Every entry below should be repeated exactly; the pictures should not.

------------

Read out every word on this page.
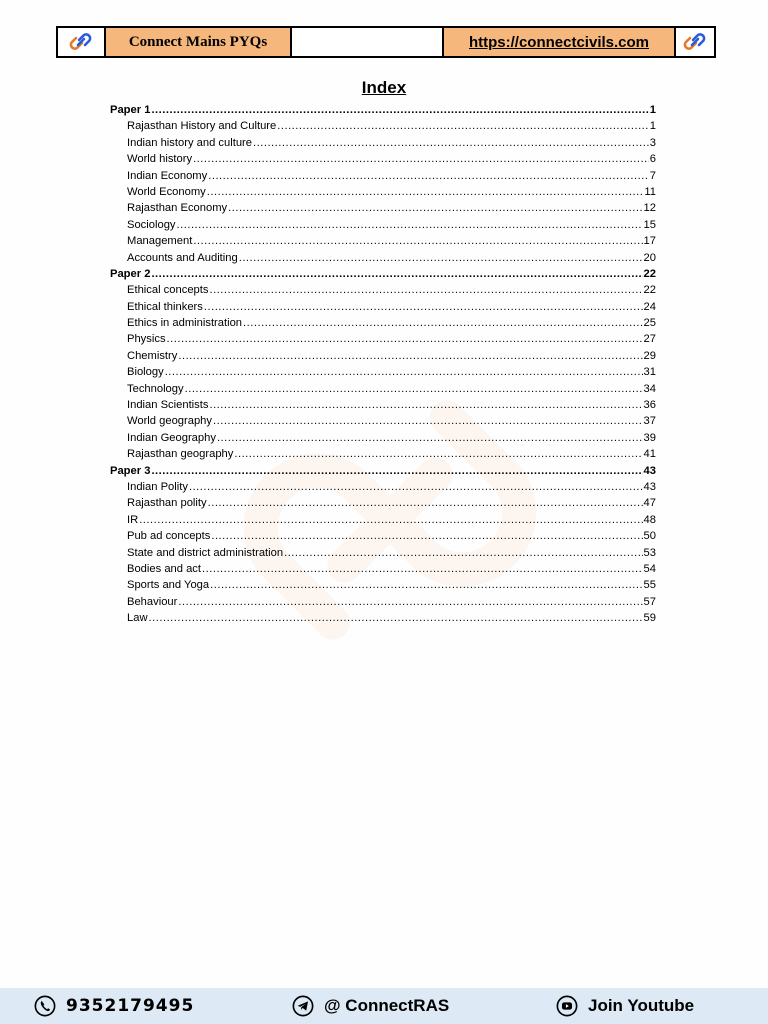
Connect Mains PYQs	https://connectcivils.com
Index
Paper 1 .....	1
Rajasthan History and Culture .....	1
Indian history and culture .....	3
World history .....	6
Indian Economy .....	7
World Economy .....	11
Rajasthan Economy .....	12
Sociology .....	15
Management .....	17
Accounts and Auditing .....	20
Paper 2 .....	22
Ethical concepts .....	22
Ethical thinkers .....	24
Ethics in administration .....	25
Physics .....	27
Chemistry .....	29
Biology .....	31
Technology .....	34
Indian Scientists .....	36
World geography .....	37
Indian Geography .....	39
Rajasthan geography .....	41
Paper 3 .....	43
Indian Polity .....	43
Rajasthan polity .....	47
IR .....	48
Pub ad concepts .....	50
State and district administration .....	53
Bodies and act .....	54
Sports and Yoga .....	55
Behaviour .....	57
Law .....	59
9352179495	@ ConnectRAS	Join Youtube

------------

(EXPECTED ANSWER):
Read out every word on this page.
Connect Mains PYQs	https://connectcivils.com
Index
Paper 1 .....	1
Rajasthan History and Culture .....	1
Indian history and culture .....	3
World history .....	6
Indian Economy .....	7
World Economy .....	11
Rajasthan Economy .....	12
Sociology .....	15
Management .....	17
Accounts and Auditing .....	20
Paper 2 .....	22
Ethical concepts .....	22
Ethical thinkers .....	24
Ethics in administration .....	25
Physics .....	27
Chemistry .....	29
Biology .....	31
Technology .....	34
Indian Scientists .....	36
World geography .....	37
Indian Geography .....	39
Rajasthan geography .....	41
Paper 3 .....	43
Indian Polity .....	43
Rajasthan polity .....	47
IR .....	48
Pub ad concepts .....	50
State and district administration .....	53
Bodies and act .....	54
Sports and Yoga .....	55
Behaviour .....	57
Law .....	59
9352179495	@ ConnectRAS	Join Youtube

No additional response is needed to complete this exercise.